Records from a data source
━━━━━━━━━━
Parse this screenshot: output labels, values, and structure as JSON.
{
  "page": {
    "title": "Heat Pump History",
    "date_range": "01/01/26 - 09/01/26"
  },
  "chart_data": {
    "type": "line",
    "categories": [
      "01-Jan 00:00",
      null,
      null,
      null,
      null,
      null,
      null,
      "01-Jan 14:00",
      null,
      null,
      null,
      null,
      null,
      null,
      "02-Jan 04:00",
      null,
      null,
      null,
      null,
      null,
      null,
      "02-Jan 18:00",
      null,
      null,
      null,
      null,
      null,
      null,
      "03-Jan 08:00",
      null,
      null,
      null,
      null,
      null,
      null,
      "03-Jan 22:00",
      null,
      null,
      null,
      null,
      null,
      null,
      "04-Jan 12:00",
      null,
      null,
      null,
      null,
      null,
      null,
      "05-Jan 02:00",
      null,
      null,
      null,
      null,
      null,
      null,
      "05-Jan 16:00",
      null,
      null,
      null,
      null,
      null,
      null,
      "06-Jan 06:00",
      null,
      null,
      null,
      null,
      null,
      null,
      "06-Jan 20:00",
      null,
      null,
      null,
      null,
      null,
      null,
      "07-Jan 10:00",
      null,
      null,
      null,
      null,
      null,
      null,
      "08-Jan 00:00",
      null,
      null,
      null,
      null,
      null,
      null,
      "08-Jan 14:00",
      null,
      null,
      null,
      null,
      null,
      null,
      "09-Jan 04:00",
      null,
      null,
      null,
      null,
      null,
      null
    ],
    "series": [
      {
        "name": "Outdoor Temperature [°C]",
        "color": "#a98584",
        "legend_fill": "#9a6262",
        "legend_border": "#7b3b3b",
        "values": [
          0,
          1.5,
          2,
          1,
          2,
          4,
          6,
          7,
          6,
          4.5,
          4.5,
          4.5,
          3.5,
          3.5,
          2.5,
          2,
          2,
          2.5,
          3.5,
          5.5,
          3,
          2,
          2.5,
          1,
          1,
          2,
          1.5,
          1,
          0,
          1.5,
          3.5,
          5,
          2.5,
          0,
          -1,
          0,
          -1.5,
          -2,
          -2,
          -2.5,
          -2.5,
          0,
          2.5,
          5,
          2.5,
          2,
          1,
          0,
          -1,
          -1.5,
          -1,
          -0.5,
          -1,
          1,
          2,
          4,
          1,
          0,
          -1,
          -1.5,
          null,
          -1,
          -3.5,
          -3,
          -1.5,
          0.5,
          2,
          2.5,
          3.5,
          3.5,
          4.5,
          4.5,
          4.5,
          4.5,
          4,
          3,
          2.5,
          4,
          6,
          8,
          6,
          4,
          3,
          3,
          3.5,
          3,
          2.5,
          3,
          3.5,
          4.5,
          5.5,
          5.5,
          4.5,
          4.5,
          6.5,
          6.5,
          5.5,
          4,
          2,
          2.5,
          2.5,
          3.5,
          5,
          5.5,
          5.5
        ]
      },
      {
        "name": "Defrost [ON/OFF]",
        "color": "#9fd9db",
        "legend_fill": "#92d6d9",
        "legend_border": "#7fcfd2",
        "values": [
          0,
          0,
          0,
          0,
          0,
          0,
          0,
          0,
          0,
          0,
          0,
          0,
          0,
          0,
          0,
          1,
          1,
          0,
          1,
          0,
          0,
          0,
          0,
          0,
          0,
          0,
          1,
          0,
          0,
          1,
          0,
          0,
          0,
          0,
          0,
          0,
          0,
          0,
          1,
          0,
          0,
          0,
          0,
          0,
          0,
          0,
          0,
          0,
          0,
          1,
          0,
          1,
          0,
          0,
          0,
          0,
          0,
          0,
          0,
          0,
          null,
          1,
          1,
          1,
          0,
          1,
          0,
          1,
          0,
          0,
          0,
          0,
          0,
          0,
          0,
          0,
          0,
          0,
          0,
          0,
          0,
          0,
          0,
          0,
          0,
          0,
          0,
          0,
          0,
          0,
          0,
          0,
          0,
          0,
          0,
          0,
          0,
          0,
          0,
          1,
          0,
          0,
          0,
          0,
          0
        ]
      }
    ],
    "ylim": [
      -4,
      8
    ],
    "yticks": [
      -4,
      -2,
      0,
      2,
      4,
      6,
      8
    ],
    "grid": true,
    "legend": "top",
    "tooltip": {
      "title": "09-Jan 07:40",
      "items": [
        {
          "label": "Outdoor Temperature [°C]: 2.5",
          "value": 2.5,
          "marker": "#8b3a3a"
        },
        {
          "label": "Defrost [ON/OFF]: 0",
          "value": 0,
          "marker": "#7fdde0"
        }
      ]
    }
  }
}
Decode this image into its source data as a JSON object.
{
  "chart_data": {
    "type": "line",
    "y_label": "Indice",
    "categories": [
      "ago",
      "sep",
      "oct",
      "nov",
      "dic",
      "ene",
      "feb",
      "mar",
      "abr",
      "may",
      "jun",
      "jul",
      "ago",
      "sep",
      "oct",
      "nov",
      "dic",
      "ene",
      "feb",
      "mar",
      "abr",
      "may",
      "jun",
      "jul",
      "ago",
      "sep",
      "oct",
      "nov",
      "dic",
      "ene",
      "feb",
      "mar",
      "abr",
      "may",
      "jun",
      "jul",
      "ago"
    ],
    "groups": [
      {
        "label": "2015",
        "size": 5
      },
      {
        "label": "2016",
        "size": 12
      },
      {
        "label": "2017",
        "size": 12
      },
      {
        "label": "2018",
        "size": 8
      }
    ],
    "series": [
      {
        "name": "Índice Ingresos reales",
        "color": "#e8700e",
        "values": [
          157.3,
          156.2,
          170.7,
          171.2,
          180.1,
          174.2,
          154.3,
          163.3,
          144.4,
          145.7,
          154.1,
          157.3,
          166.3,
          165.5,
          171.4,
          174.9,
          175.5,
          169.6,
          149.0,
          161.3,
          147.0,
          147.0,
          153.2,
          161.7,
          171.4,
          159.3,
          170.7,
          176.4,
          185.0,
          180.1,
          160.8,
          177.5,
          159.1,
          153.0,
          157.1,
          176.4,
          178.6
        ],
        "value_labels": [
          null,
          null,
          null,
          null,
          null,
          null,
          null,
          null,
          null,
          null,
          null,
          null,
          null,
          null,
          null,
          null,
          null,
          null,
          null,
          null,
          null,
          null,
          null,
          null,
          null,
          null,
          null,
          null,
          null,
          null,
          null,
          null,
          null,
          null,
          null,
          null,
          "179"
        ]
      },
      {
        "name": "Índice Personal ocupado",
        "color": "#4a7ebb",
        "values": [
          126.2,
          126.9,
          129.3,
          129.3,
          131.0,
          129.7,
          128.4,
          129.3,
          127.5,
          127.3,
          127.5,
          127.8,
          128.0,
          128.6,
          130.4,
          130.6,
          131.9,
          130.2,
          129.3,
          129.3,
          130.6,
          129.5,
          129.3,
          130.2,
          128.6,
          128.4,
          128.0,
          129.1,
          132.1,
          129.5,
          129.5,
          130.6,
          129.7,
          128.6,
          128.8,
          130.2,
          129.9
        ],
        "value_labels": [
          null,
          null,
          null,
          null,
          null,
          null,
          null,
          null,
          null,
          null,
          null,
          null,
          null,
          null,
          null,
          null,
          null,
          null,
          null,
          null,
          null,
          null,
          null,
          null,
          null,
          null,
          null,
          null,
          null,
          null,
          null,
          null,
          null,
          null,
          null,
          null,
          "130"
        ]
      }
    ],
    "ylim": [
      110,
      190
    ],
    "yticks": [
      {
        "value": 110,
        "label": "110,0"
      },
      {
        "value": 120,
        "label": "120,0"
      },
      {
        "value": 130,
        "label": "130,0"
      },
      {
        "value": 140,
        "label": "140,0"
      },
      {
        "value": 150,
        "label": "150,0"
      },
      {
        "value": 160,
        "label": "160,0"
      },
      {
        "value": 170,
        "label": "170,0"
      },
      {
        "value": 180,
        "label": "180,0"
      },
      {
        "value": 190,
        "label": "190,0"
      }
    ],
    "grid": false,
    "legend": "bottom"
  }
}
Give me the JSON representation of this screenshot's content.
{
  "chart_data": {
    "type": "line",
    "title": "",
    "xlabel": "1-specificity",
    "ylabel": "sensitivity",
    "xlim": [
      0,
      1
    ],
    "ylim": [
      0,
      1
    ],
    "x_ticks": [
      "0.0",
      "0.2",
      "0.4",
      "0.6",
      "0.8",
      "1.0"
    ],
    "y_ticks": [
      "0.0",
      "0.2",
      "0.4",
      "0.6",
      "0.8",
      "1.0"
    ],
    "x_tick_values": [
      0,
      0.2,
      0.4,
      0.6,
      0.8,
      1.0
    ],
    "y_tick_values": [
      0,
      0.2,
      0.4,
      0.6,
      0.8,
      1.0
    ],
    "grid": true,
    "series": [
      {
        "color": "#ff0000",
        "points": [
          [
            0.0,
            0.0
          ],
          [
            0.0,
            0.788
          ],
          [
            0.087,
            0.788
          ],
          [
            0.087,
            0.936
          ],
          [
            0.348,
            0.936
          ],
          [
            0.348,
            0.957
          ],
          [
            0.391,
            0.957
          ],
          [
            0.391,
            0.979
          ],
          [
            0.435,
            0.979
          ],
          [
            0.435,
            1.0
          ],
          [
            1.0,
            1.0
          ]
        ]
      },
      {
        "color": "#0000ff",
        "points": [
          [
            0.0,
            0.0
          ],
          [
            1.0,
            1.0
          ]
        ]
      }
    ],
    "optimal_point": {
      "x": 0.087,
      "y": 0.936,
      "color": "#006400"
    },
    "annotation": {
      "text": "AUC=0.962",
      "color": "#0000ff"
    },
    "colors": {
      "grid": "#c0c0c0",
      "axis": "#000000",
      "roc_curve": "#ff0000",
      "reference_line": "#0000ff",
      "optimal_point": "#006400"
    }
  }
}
━━━━━━━━━━
_Written instruction:_ From the data above, pick out each line containing "title" and copy it.

_Exercise output:_
    "title": "Heat Pump History",
      "title": "09-Jan 07:40",
    "title": "",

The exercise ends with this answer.